Information shown »

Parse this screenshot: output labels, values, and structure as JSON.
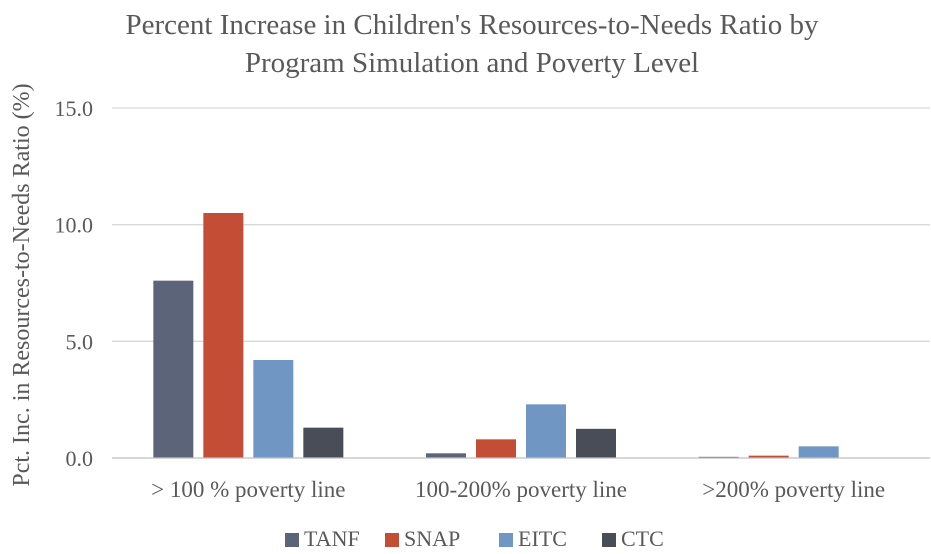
{
  "chart_data": {
    "type": "bar",
    "title": "Percent Increase in Children's Resources-to-Needs Ratio by Program Simulation and Poverty Level",
    "title_lines": [
      "Percent Increase in Children's Resources-to-Needs Ratio by",
      "Program Simulation and Poverty Level"
    ],
    "xlabel": "",
    "ylabel": "Pct. Inc. in Resources-to-Needs Ratio (%)",
    "ylim": [
      0,
      15
    ],
    "yticks": [
      0,
      5,
      10,
      15
    ],
    "ytick_labels": [
      "0.0",
      "5.0",
      "10.0",
      "15.0"
    ],
    "grid": true,
    "legend_position": "bottom",
    "categories": [
      "> 100 % poverty line",
      "100-200% poverty line",
      ">200% poverty line"
    ],
    "series": [
      {
        "name": "TANF",
        "color": "#5b6478",
        "values": [
          7.6,
          0.2,
          0.05
        ]
      },
      {
        "name": "SNAP",
        "color": "#c44d35",
        "values": [
          10.5,
          0.8,
          0.1
        ]
      },
      {
        "name": "EITC",
        "color": "#7096c3",
        "values": [
          4.2,
          2.3,
          0.5
        ]
      },
      {
        "name": "CTC",
        "color": "#484d58",
        "values": [
          1.3,
          1.25,
          0.0
        ]
      }
    ]
  },
  "colors": {
    "text": "#595959",
    "grid": "#d9d9d9",
    "axis": "#bfbfbf",
    "background": "#ffffff"
  }
}
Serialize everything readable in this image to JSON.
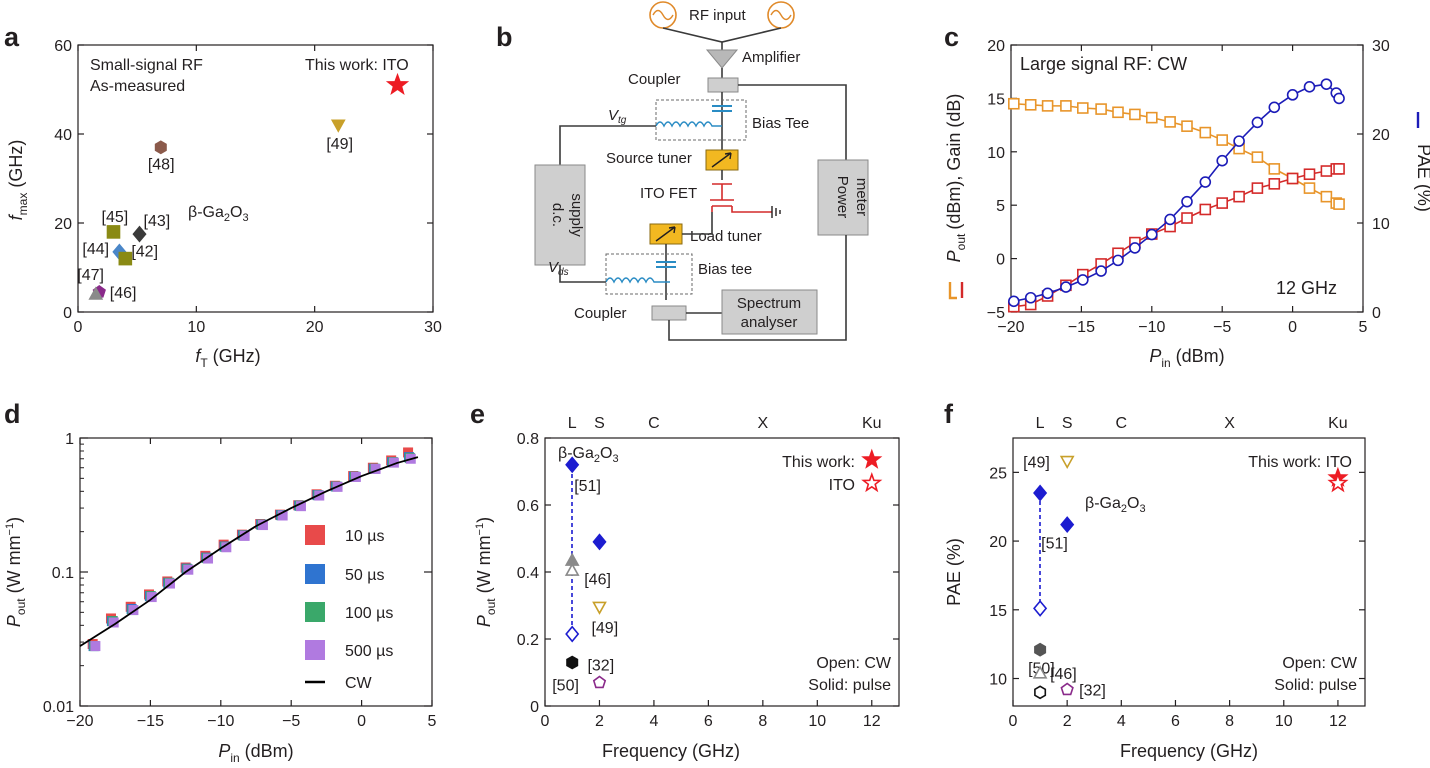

What you have to do »
Look through the data above. Each line containing the word "this" needs to be copied.

Correct result »
Parse this screenshot: output labels, values, and structure as JSON.
Serialize everything readable in this image to JSON.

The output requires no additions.